**What to work on:** Wherever a line holds the string "Regression", copy that line.

**Input:**
#####

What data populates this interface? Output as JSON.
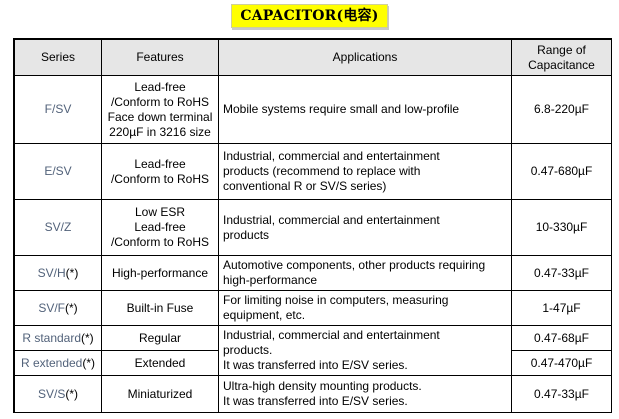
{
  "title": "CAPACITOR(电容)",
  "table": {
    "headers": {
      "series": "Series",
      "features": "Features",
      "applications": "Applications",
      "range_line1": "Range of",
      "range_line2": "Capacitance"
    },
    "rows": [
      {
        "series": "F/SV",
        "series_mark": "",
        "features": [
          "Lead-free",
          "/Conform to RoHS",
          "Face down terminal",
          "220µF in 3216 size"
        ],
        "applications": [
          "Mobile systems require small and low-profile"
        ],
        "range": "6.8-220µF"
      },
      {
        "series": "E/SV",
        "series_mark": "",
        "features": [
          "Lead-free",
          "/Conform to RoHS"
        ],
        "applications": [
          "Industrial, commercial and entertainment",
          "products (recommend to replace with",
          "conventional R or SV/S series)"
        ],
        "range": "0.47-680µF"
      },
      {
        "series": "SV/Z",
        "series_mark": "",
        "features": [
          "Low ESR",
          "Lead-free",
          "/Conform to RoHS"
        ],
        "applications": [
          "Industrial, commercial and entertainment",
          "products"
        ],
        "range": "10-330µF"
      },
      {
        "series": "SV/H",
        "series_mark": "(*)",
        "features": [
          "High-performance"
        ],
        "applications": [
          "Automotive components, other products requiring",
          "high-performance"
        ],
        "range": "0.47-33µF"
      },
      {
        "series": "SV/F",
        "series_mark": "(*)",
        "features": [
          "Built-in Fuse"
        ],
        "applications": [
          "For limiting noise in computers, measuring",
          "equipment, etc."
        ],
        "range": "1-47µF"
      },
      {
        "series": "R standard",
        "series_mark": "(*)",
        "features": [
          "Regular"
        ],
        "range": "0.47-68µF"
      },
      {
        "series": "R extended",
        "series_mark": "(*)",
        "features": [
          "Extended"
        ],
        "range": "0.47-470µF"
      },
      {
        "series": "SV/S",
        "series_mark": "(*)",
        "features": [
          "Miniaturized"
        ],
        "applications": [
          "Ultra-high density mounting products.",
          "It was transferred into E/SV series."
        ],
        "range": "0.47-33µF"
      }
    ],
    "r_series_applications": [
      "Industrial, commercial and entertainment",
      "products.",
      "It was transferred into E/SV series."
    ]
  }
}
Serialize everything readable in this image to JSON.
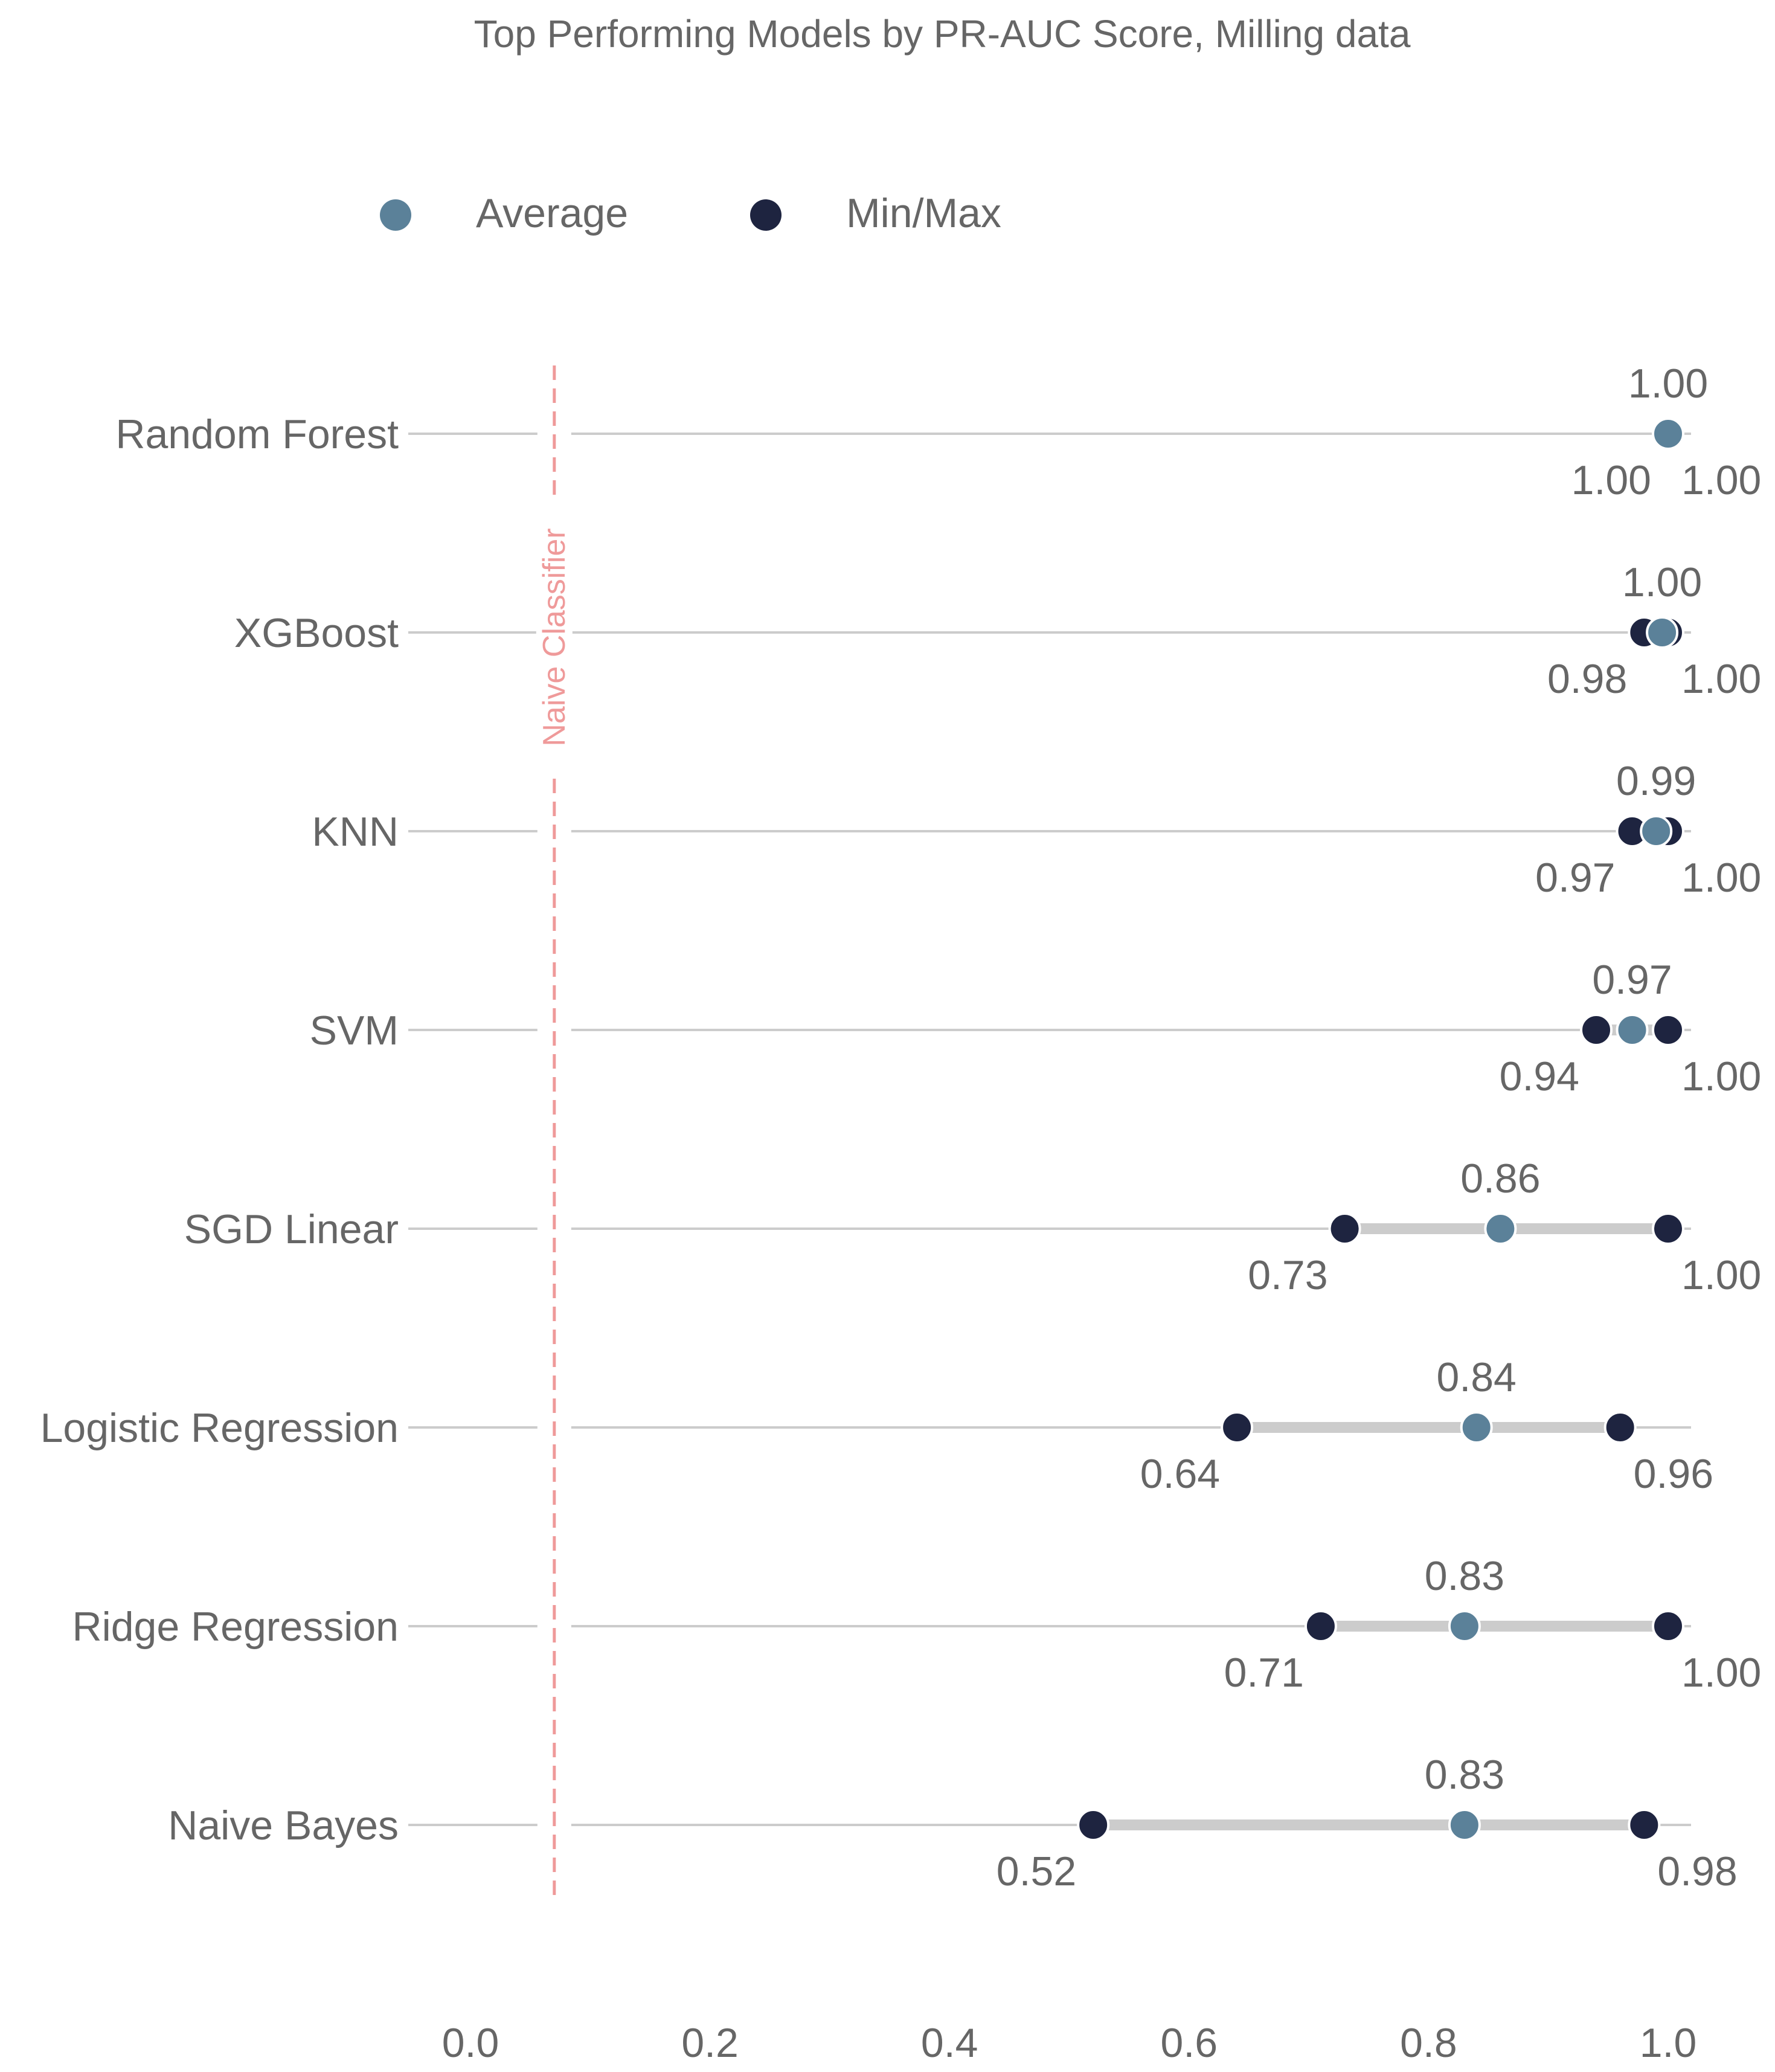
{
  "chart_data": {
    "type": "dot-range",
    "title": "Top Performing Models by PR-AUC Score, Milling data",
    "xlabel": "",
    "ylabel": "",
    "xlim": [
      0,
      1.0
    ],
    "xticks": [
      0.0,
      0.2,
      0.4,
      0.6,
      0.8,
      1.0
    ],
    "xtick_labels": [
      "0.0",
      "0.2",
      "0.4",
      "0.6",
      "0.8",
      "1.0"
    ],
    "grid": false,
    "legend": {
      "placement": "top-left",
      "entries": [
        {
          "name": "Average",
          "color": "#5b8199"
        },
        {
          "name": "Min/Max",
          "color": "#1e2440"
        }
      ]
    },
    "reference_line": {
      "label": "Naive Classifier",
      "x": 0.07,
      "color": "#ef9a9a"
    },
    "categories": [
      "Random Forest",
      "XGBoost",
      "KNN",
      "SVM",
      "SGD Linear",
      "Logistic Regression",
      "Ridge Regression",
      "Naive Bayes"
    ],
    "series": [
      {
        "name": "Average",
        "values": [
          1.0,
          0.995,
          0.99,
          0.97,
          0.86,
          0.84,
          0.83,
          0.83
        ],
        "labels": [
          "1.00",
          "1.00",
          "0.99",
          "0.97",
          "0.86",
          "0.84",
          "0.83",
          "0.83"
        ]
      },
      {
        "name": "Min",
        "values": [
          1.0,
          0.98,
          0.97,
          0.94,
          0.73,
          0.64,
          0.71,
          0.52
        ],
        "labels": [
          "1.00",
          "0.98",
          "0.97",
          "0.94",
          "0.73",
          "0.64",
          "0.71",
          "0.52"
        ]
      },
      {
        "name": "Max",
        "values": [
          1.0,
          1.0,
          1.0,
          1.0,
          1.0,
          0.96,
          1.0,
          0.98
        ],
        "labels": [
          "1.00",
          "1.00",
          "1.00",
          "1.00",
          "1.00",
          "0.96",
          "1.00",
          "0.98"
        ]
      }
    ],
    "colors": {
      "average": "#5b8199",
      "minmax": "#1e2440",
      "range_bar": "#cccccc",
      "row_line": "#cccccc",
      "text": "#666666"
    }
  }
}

#####

**Written answer:**
      "Logistic Regression",
      "Ridge Regression",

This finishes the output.